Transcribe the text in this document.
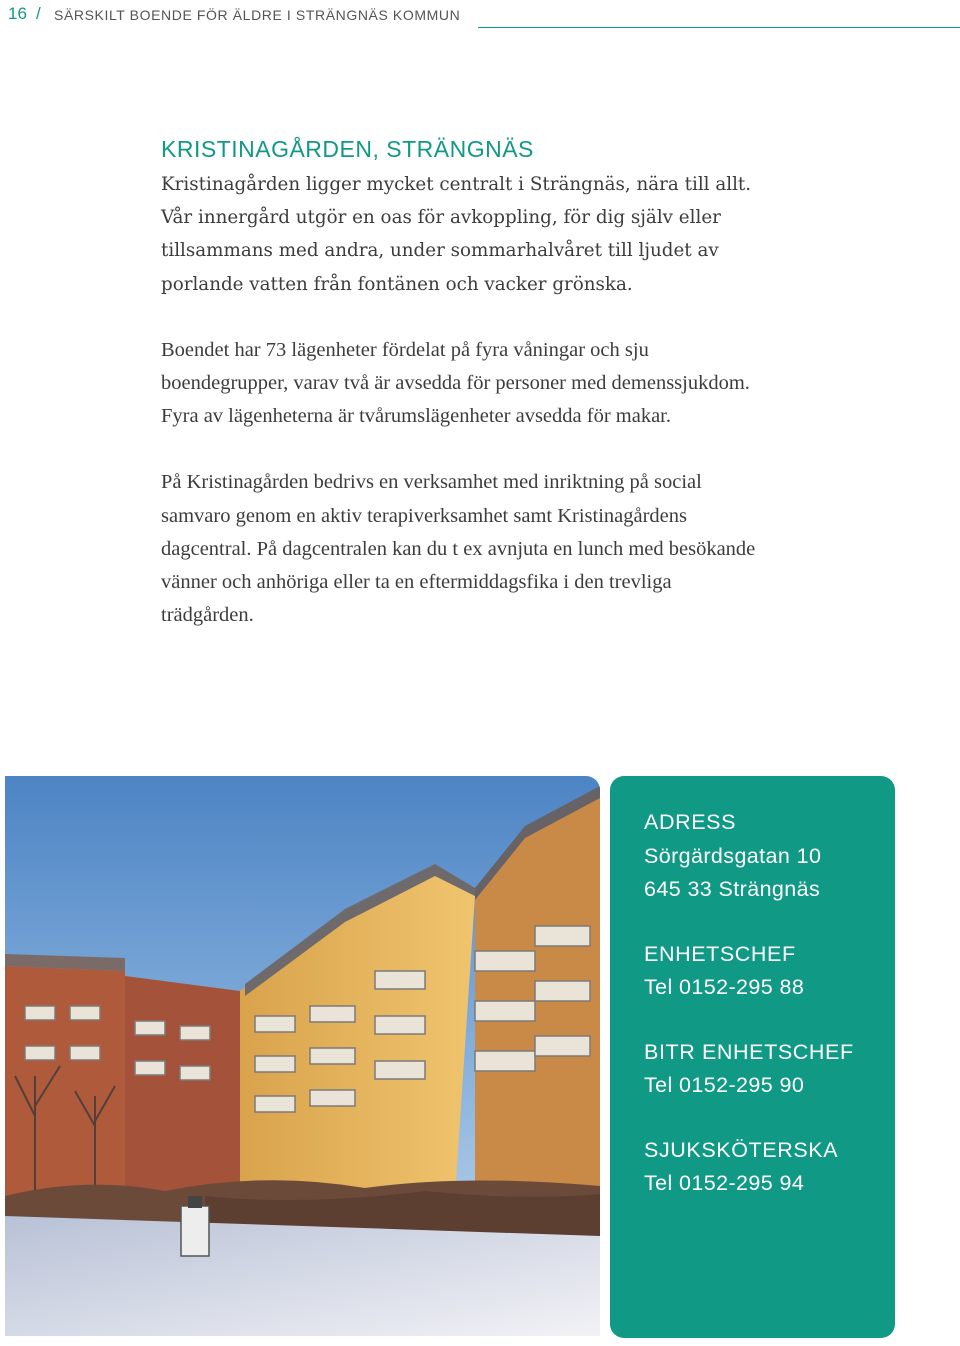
16 / SÄRSKILT BOENDE FÖR ÄLDRE I STRÄNGNÄS KOMMUN
KRISTINAGÅRDEN, STRÄNGNÄS

Kristinagården ligger mycket centralt i Strängnäs, nära till allt. Vår innergård utgör en oas för avkoppling, för dig själv eller tillsammans med andra, under sommarhalvåret till ljudet av porlande vatten från fontänen och vacker grönska.

Boendet har 73 lägenheter fördelat på fyra våningar och sju boendegrupper, varav två är avsedda för personer med demenssjukdom. Fyra av lägenheterna är tvårumslägenheter avsedda för makar.

På Kristinagården bedrivs en verksamhet med inriktning på social samvaro genom en aktiv terapiverksamhet samt Kristinagårdens dagcentral. På dagcentralen kan du t ex avnjuta en lunch med besökande vänner och anhöriga eller ta en eftermiddagsfika i den trevliga trädgården.

ADRESS
Sörgärdsgatan 10
645 33 Strängnäs
ENHETSCHEF
Tel 0152-295 88
BITR ENHETSCHEF
Tel 0152-295 90
SJUKSKÖTERSKA
Tel 0152-295 94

────────────────────────────────────────

**Work to be completed:** Transcribe the entries above verbatim, omitting their pictures.

**Answer box:**
Transcribe the text in this document.
16 / SÄRSKILT BOENDE FÖR ÄLDRE I STRÄNGNÄS KOMMUN
KRISTINAGÅRDEN, STRÄNGNÄS

Kristinagården ligger mycket centralt i Strängnäs, nära till allt. Vår innergård utgör en oas för avkoppling, för dig själv eller tillsammans med andra, under sommarhalvåret till ljudet av porlande vatten från fontänen och vacker grönska.

Boendet har 73 lägenheter fördelat på fyra våningar och sju boendegrupper, varav två är avsedda för personer med demenssjukdom. Fyra av lägenheterna är tvårumslägenheter avsedda för makar.

På Kristinagården bedrivs en verksamhet med inriktning på social samvaro genom en aktiv terapiverksamhet samt Kristinagårdens dagcentral. På dagcentralen kan du t ex avnjuta en lunch med besökande vänner och anhöriga eller ta en eftermiddagsfika i den trevliga trädgården.

ADRESS
Sörgärdsgatan 10
645 33 Strängnäs
ENHETSCHEF
Tel 0152-295 88
BITR ENHETSCHEF
Tel 0152-295 90
SJUKSKÖTERSKA
Tel 0152-295 94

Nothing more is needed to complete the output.